──────── RECORD SET

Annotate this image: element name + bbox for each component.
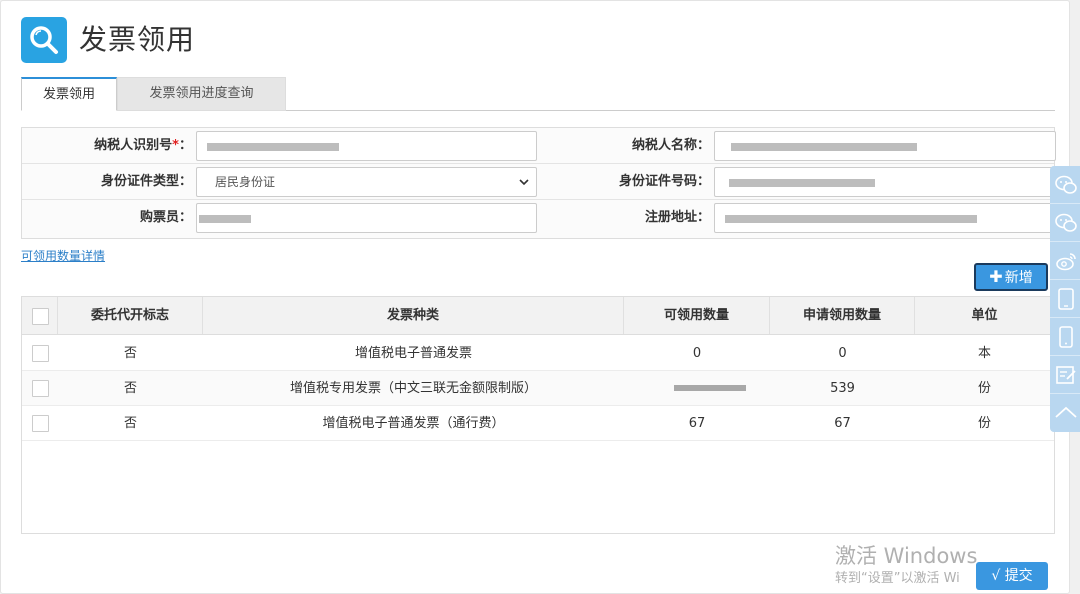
header-requested: 申请领用数量 [770, 297, 915, 334]
cell-available: 67 [688, 416, 706, 431]
select-all-checkbox[interactable] [32, 308, 49, 325]
taxpayer-form: 纳税人识别号*： 纳税人名称： 身份证件类型： 居民身份证 身份证件号码： 购票… [21, 127, 1056, 239]
tablet-icon[interactable] [1050, 280, 1080, 318]
chevron-up-icon[interactable] [1050, 394, 1080, 432]
address-label: 注册地址： [644, 210, 710, 225]
header-available: 可领用数量 [624, 297, 770, 334]
cell-available [624, 371, 770, 405]
invoice-table: 委托代开标志 发票种类 可领用数量 申请领用数量 单位 否 增值税电子普通发票 … [21, 296, 1055, 534]
header-invoice-type: 发票种类 [203, 297, 624, 334]
cell-invoice-type: 增值税电子普通发票（通行费） [322, 416, 505, 431]
taxpayer-id-field[interactable] [196, 131, 537, 161]
form-row: 纳税人识别号*： 纳税人名称： [22, 128, 1056, 164]
cell-requested: 0 [838, 346, 847, 361]
weibo-icon[interactable] [1050, 242, 1080, 280]
header-checkbox-cell [22, 297, 58, 334]
main-panel: 发票领用 发票领用 发票领用进度查询 纳税人识别号*： 纳税人名称： 身份证件类… [0, 0, 1070, 594]
form-row: 购票员： 注册地址： [22, 200, 1056, 236]
table-row[interactable]: 否 增值税电子普通发票（通行费） 67 67 份 [22, 406, 1054, 441]
taxpayer-name-field[interactable] [714, 131, 1056, 161]
cell-delegated: 否 [123, 416, 137, 431]
taxpayer-id-label: 纳税人识别号*： [94, 138, 192, 153]
buyer-label: 购票员： [139, 210, 192, 225]
cell-delegated: 否 [123, 346, 137, 361]
cell-delegated: 否 [123, 381, 137, 396]
wechat-icon[interactable] [1050, 166, 1080, 204]
redacted-value [674, 385, 746, 391]
redacted-value [731, 143, 917, 151]
id-number-field[interactable] [714, 167, 1056, 197]
cell-invoice-type: 增值税专用发票（中文三联无金额限制版） [289, 381, 537, 396]
check-icon: √ [991, 568, 1001, 584]
cell-unit: 份 [977, 381, 991, 396]
search-icon [21, 17, 67, 63]
tab-invoice-receive[interactable]: 发票领用 [21, 77, 117, 111]
cell-requested: 67 [834, 416, 851, 431]
cell-available: 0 [692, 346, 702, 361]
id-number-label: 身份证件号码： [618, 174, 710, 189]
tab-bar: 发票领用 发票领用进度查询 [21, 77, 1055, 111]
edit-icon[interactable] [1050, 356, 1080, 394]
row-checkbox[interactable] [32, 345, 49, 362]
table-header: 委托代开标志 发票种类 可领用数量 申请领用数量 单位 [22, 297, 1054, 335]
chevron-down-icon [519, 179, 529, 186]
id-type-label: 身份证件类型： [100, 174, 192, 189]
cell-unit: 本 [977, 346, 991, 361]
id-type-select[interactable]: 居民身份证 [196, 167, 537, 197]
table-row[interactable]: 否 增值税电子普通发票 0 0 本 [22, 336, 1054, 371]
form-row: 身份证件类型： 居民身份证 身份证件号码： [22, 164, 1056, 200]
add-button[interactable]: ✚ 新增 [974, 263, 1048, 291]
buyer-field[interactable] [196, 203, 537, 233]
available-quantity-detail-link[interactable]: 可领用数量详情 [21, 247, 105, 264]
cell-requested: 539 [830, 381, 855, 396]
phone-icon[interactable] [1050, 318, 1080, 356]
watermark-line2: 转到“设置”以激活 Wi [835, 571, 960, 586]
cell-unit: 份 [977, 416, 991, 431]
watermark-line1: 激活 Windows [835, 544, 978, 568]
redacted-value [199, 215, 251, 223]
row-checkbox[interactable] [32, 380, 49, 397]
redacted-value [725, 215, 977, 223]
cell-invoice-type: 增值税电子普通发票 [354, 346, 472, 361]
taxpayer-name-label: 纳税人名称： [631, 138, 710, 153]
tab-receive-progress[interactable]: 发票领用进度查询 [117, 77, 286, 111]
address-field[interactable] [714, 203, 1056, 233]
submit-button[interactable]: √ 提交 [976, 562, 1048, 590]
page-title: 发票领用 [79, 23, 196, 56]
wechat-icon[interactable] [1050, 204, 1080, 242]
row-checkbox[interactable] [32, 415, 49, 432]
header-unit: 单位 [971, 308, 998, 323]
redacted-value [207, 143, 339, 151]
floating-sidebar [1050, 166, 1080, 432]
redacted-value [729, 179, 875, 187]
plus-icon: ✚ [989, 267, 1003, 286]
id-type-value: 居民身份证 [215, 175, 276, 189]
table-row[interactable]: 否 增值税专用发票（中文三联无金额限制版） 539 份 [22, 371, 1054, 406]
windows-activation-watermark: 激活 Windows 转到“设置”以激活 Wi [835, 543, 977, 589]
required-mark: * [172, 138, 179, 153]
header-delegated: 委托代开标志 [58, 297, 203, 334]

────────────────

● DIRECTIVE
Can you give every line of the records above as a Markdown table with a "No." column for the row number and a "Line" column for the line itself? Skip blank lines and leave the pictures out.

● FINISHED EXERCISE
| No. | Line |
|---|---|
| 1 | Annotate this image: element name + bbox for each component. |
| 2 | header-requested: 申请领用数量 [770, 297, 915, 334] |
| 3 | cell-available: 67 [688, 416, 706, 431] |
| 4 | select-all-checkbox[interactable] [32, 308, 49, 325] |
| 5 | taxpayer-form: 纳税人识别号*： 纳税人名称： 身份证件类型： 居民身份证 身份证件号码： 购票… [21, 127, 1056, 239] |
| 6 | tablet-icon[interactable] [1050, 280, 1080, 318] |
| 7 | chevron-up-icon[interactable] [1050, 394, 1080, 432] |
| 8 | address-label: 注册地址： [644, 210, 710, 225] |
| 9 | header-available: 可领用数量 [624, 297, 770, 334] |
| 10 | cell-available [624, 371, 770, 405] |
| 11 | invoice-table: 委托代开标志 发票种类 可领用数量 申请领用数量 单位 否 增值税电子普通发票 … [21, 296, 1055, 534] |
| 12 | header-invoice-type: 发票种类 [203, 297, 624, 334] |
| 13 | cell-invoice-type: 增值税电子普通发票（通行费） [322, 416, 505, 431] |
| 14 | taxpayer-id-field[interactable] [196, 131, 537, 161] |
| 15 | form-row: 纳税人识别号*： 纳税人名称： [22, 128, 1056, 164] |
| 16 | cell-requested: 0 [838, 346, 847, 361] |
| 17 | weibo-icon[interactable] [1050, 242, 1080, 280] |
| 18 | header-checkbox-cell [22, 297, 58, 334] |
| 19 | main-panel: 发票领用 发票领用 发票领用进度查询 纳税人识别号*： 纳税人名称： 身份证件类… [0, 0, 1070, 594] |
| 20 | form-row: 购票员： 注册地址： [22, 200, 1056, 236] |
| 21 | table-row[interactable]: 否 增值税电子普通发票（通行费） 67 67 份 [22, 406, 1054, 441] |
| 22 | taxpayer-name-field[interactable] [714, 131, 1056, 161] |
| 23 | cell-delegated: 否 [123, 416, 137, 431] |
| 24 | taxpayer-id-label: 纳税人识别号*： [94, 138, 192, 153] |
| 25 | buyer-label: 购票员： [139, 210, 192, 225] |
| 26 | cell-delegated: 否 [123, 346, 137, 361] |
| 27 | cell-delegated: 否 [123, 381, 137, 396] |
| 28 | wechat-icon[interactable] [1050, 166, 1080, 204] |
| 29 | redacted-value [674, 385, 746, 391] |
| 30 | redacted-value [731, 143, 917, 151] |
| 31 | id-number-field[interactable] [714, 167, 1056, 197] |
| 32 | cell-invoice-type: 增值税专用发票（中文三联无金额限制版） [289, 381, 537, 396] |
| 33 | check-icon: √ [991, 568, 1001, 584] |
| 34 | cell-unit: 份 [977, 381, 991, 396] |
| 35 | search-icon [21, 17, 67, 63] |
| 36 | tab-invoice-receive[interactable]: 发票领用 [21, 77, 117, 111] |
| 37 | cell-requested: 67 [834, 416, 851, 431] |
| 38 | cell-available: 0 [692, 346, 702, 361] |
| 39 | id-number-label: 身份证件号码： [618, 174, 710, 189] |
| 40 | tab-bar: 发票领用 发票领用进度查询 [21, 77, 1055, 111] |
| 41 | edit-icon[interactable] [1050, 356, 1080, 394] |
| 42 | row-checkbox[interactable] [32, 345, 49, 362] |
| 43 | table-header: 委托代开标志 发票种类 可领用数量 申请领用数量 单位 [22, 297, 1054, 335] |
| 44 | chevron-down-icon [519, 179, 529, 186] |
| 45 | id-type-label: 身份证件类型： [100, 174, 192, 189] |
| 46 | cell-unit: 本 [977, 346, 991, 361] |
| 47 | id-type-select[interactable]: 居民身份证 [196, 167, 537, 197] |
| 48 | table-row[interactable]: 否 增值税电子普通发票 0 0 本 [22, 336, 1054, 371] |
| 49 | form-row: 身份证件类型： 居民身份证 身份证件号码： [22, 164, 1056, 200] |
| 50 | add-button[interactable]: ✚ 新增 [974, 263, 1048, 291] |
| 51 | buyer-field[interactable] [196, 203, 537, 233] |
| 52 | available-quantity-detail-link[interactable]: 可领用数量详情 [21, 247, 105, 264] |
| 53 | cell-requested: 539 [830, 381, 855, 396] |
| 54 | phone-icon[interactable] [1050, 318, 1080, 356] |
| 55 | watermark-line2: 转到“设置”以激活 Wi [835, 571, 960, 586] |
| 56 | cell-unit: 份 [977, 416, 991, 431] |
| 57 | watermark-line1: 激活 Windows [835, 544, 978, 568] |
| 58 | redacted-value [199, 215, 251, 223] |
| 59 | row-checkbox[interactable] [32, 380, 49, 397] |
| 60 | redacted-value [725, 215, 977, 223] |
| 61 | cell-invoice-type: 增值税电子普通发票 [354, 346, 472, 361] |
| 62 | taxpayer-name-label: 纳税人名称： [631, 138, 710, 153] |
| 63 | tab-receive-progress[interactable]: 发票领用进度查询 [117, 77, 286, 111] |
| 64 | address-field[interactable] [714, 203, 1056, 233] |
| 65 | submit-button[interactable]: √ 提交 [976, 562, 1048, 590] |
| 66 | page-title: 发票领用 [79, 23, 196, 56] |
| 67 | wechat-icon[interactable] [1050, 204, 1080, 242] |
| 68 | row-checkbox[interactable] [32, 415, 49, 432] |
| 69 | header-unit: 单位 [971, 308, 998, 323] |
| 70 | redacted-value [207, 143, 339, 151] |
| 71 | floating-sidebar [1050, 166, 1080, 432] |
| 72 | redacted-value [729, 179, 875, 187] |
| 73 | plus-icon: ✚ [989, 267, 1003, 286] |
| 74 | id-type-value: 居民身份证 [215, 175, 276, 189] |
| 75 | table-row[interactable]: 否 增值税专用发票（中文三联无金额限制版） 539 份 [22, 371, 1054, 406] |
| 76 | windows-activation-watermark: 激活 Windows 转到“设置”以激活 Wi [835, 543, 977, 589] |
| 77 | required-mark: * [172, 138, 179, 153] |
| 78 | header-delegated: 委托代开标志 [58, 297, 203, 334] |